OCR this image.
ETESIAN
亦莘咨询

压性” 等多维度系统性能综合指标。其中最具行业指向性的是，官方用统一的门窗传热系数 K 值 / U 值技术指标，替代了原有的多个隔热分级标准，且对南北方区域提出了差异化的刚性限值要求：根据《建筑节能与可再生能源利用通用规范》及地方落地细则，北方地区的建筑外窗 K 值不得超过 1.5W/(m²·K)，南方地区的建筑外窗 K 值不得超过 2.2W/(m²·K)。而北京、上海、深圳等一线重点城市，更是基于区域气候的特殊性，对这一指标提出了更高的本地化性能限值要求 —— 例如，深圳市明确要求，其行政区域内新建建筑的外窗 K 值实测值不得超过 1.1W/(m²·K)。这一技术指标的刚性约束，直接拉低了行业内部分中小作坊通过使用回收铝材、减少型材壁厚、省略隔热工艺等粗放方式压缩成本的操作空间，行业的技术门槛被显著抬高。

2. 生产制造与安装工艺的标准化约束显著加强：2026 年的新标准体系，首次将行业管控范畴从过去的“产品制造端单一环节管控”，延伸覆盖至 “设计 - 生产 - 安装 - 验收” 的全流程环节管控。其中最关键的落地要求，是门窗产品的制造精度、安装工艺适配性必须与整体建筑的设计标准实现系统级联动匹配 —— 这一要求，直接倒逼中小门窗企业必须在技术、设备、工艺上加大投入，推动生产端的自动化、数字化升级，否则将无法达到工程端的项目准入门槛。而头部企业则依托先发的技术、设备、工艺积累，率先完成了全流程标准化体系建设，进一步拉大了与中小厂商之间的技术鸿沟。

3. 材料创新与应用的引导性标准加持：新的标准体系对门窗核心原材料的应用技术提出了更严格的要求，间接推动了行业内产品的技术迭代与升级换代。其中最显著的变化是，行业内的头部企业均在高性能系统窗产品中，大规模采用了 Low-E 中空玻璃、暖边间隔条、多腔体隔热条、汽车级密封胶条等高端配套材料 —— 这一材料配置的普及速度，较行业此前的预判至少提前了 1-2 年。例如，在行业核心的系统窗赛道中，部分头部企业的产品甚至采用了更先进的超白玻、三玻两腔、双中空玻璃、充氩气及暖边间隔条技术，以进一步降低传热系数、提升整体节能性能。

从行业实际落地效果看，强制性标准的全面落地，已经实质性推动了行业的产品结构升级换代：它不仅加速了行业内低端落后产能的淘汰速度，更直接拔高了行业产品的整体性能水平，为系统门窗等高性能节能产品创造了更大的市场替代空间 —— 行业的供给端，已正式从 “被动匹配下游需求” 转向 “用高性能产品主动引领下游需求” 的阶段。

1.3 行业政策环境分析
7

· · · · · · ·

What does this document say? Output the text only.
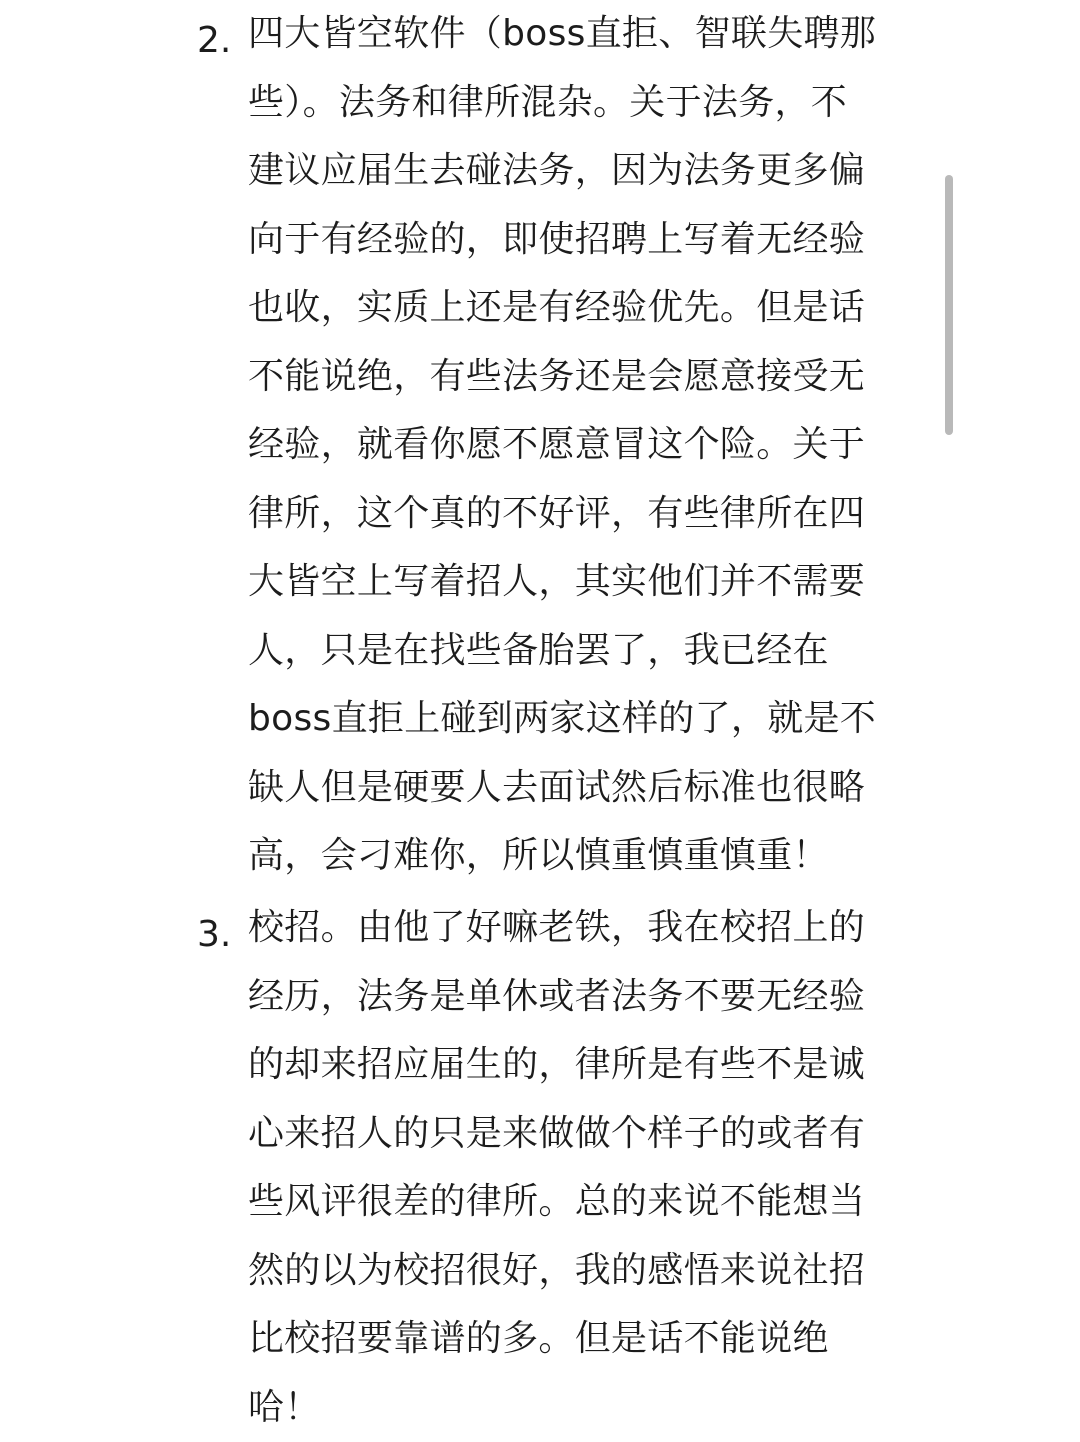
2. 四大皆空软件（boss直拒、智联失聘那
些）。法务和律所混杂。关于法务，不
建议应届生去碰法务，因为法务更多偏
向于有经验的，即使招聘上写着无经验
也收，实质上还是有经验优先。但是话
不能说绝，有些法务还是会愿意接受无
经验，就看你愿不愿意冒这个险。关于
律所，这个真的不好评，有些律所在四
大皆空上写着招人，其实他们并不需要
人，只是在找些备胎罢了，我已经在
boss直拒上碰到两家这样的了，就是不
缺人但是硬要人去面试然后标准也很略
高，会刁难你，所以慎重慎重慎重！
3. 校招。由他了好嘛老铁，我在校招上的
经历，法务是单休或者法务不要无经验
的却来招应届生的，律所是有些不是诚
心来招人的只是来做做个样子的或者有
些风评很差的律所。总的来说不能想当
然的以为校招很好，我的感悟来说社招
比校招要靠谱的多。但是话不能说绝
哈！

· · · · · · ·

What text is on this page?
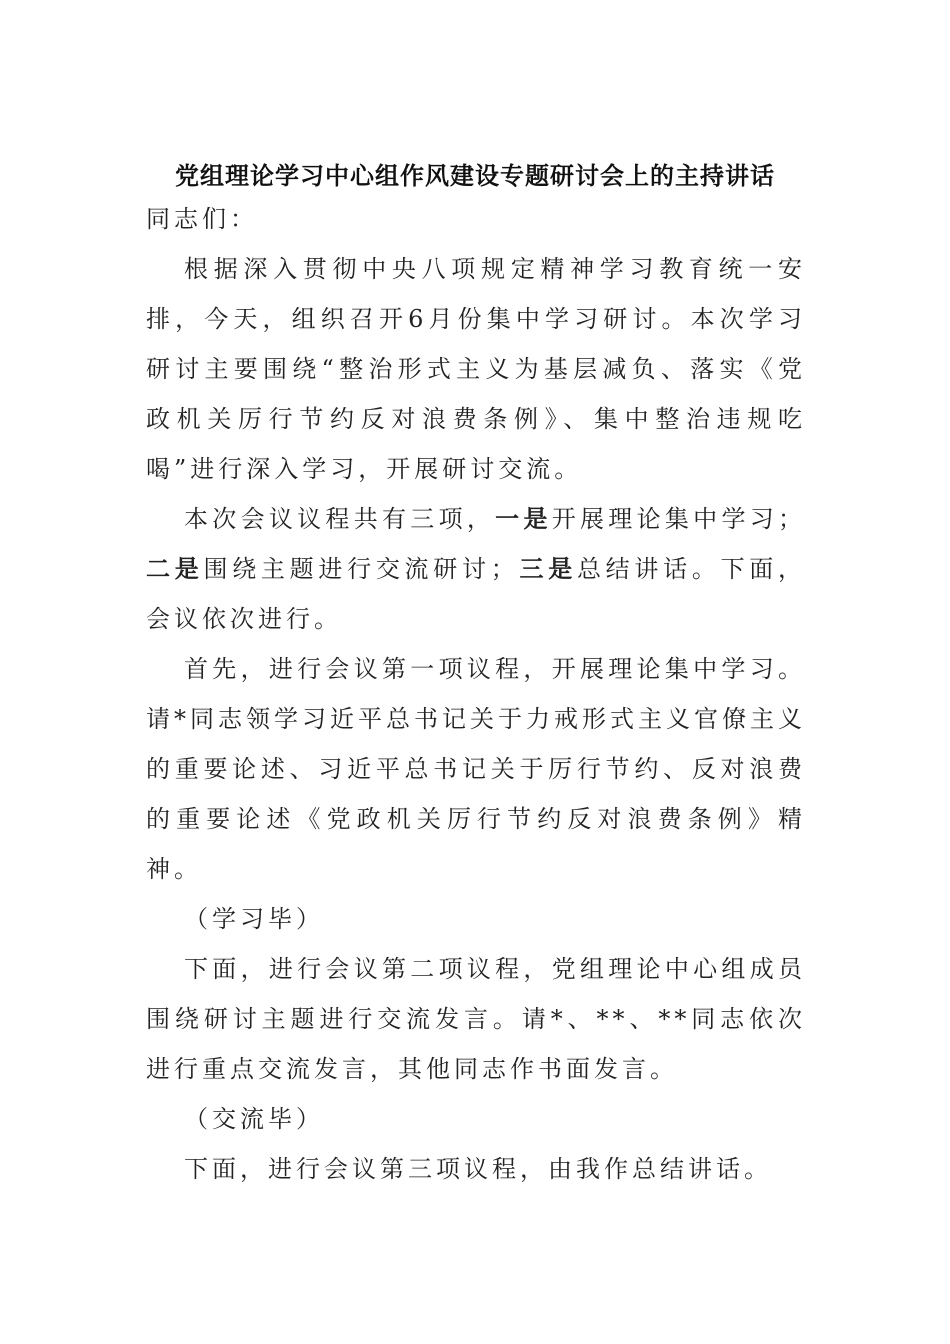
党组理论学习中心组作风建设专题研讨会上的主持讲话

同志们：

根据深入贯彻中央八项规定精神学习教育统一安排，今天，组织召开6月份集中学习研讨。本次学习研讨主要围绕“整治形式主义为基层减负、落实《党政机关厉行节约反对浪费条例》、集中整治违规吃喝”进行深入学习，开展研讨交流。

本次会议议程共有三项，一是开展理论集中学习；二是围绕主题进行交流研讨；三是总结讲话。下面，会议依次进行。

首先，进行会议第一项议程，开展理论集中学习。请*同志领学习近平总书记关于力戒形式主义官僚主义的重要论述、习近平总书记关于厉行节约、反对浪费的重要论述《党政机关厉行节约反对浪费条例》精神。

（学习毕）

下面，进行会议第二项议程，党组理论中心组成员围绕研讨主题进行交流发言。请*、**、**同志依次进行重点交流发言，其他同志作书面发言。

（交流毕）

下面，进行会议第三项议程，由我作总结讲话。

· · · · · · ·

- [The task]: Identify the lines in the entries above that contain "this", then copy them out.

- [Task solution]:
OCR this image.
What does this document say? Output the text only.
What text is on this page?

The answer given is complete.